### THE PROBLEM
Quote every line below exactly and skip any picture.
# START OF ENTRIES
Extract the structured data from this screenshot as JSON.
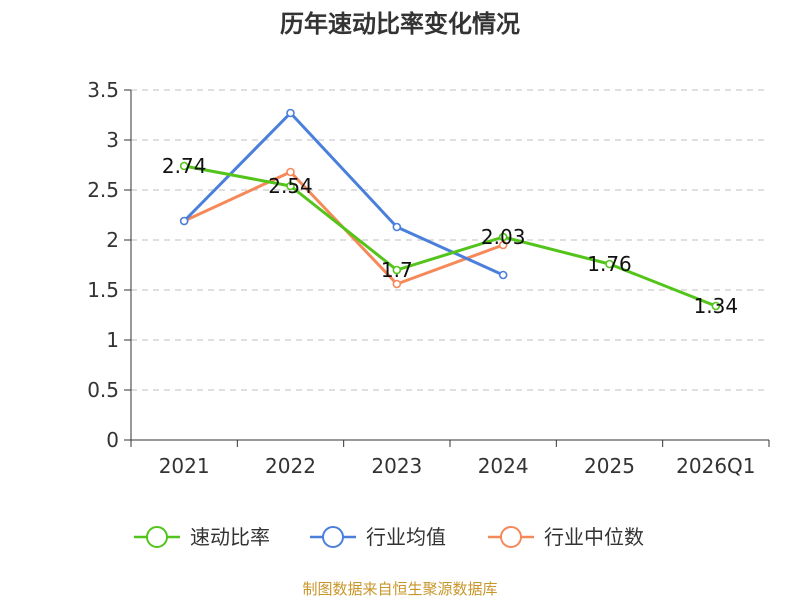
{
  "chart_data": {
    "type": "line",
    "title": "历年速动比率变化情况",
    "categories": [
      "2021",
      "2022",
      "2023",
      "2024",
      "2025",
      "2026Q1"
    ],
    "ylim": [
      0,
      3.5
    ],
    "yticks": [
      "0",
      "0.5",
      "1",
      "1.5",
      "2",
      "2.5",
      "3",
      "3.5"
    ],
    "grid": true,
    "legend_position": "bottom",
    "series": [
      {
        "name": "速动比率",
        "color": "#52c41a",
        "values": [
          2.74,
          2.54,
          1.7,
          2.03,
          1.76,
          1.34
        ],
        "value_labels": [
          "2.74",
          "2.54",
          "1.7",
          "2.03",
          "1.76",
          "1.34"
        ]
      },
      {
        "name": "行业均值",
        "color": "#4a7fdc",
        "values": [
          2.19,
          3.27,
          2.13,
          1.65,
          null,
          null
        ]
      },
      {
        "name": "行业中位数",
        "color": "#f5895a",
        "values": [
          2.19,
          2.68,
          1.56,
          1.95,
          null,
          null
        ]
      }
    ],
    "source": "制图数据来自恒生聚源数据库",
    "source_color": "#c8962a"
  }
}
# END OF ENTRIES
### WRITTEN RESPONSE
Extract the structured data from this screenshot as JSON.
{
  "chart_data": {
    "type": "line",
    "title": "历年速动比率变化情况",
    "categories": [
      "2021",
      "2022",
      "2023",
      "2024",
      "2025",
      "2026Q1"
    ],
    "ylim": [
      0,
      3.5
    ],
    "yticks": [
      "0",
      "0.5",
      "1",
      "1.5",
      "2",
      "2.5",
      "3",
      "3.5"
    ],
    "grid": true,
    "legend_position": "bottom",
    "series": [
      {
        "name": "速动比率",
        "color": "#52c41a",
        "values": [
          2.74,
          2.54,
          1.7,
          2.03,
          1.76,
          1.34
        ],
        "value_labels": [
          "2.74",
          "2.54",
          "1.7",
          "2.03",
          "1.76",
          "1.34"
        ]
      },
      {
        "name": "行业均值",
        "color": "#4a7fdc",
        "values": [
          2.19,
          3.27,
          2.13,
          1.65,
          null,
          null
        ]
      },
      {
        "name": "行业中位数",
        "color": "#f5895a",
        "values": [
          2.19,
          2.68,
          1.56,
          1.95,
          null,
          null
        ]
      }
    ],
    "source": "制图数据来自恒生聚源数据库",
    "source_color": "#c8962a"
  }
}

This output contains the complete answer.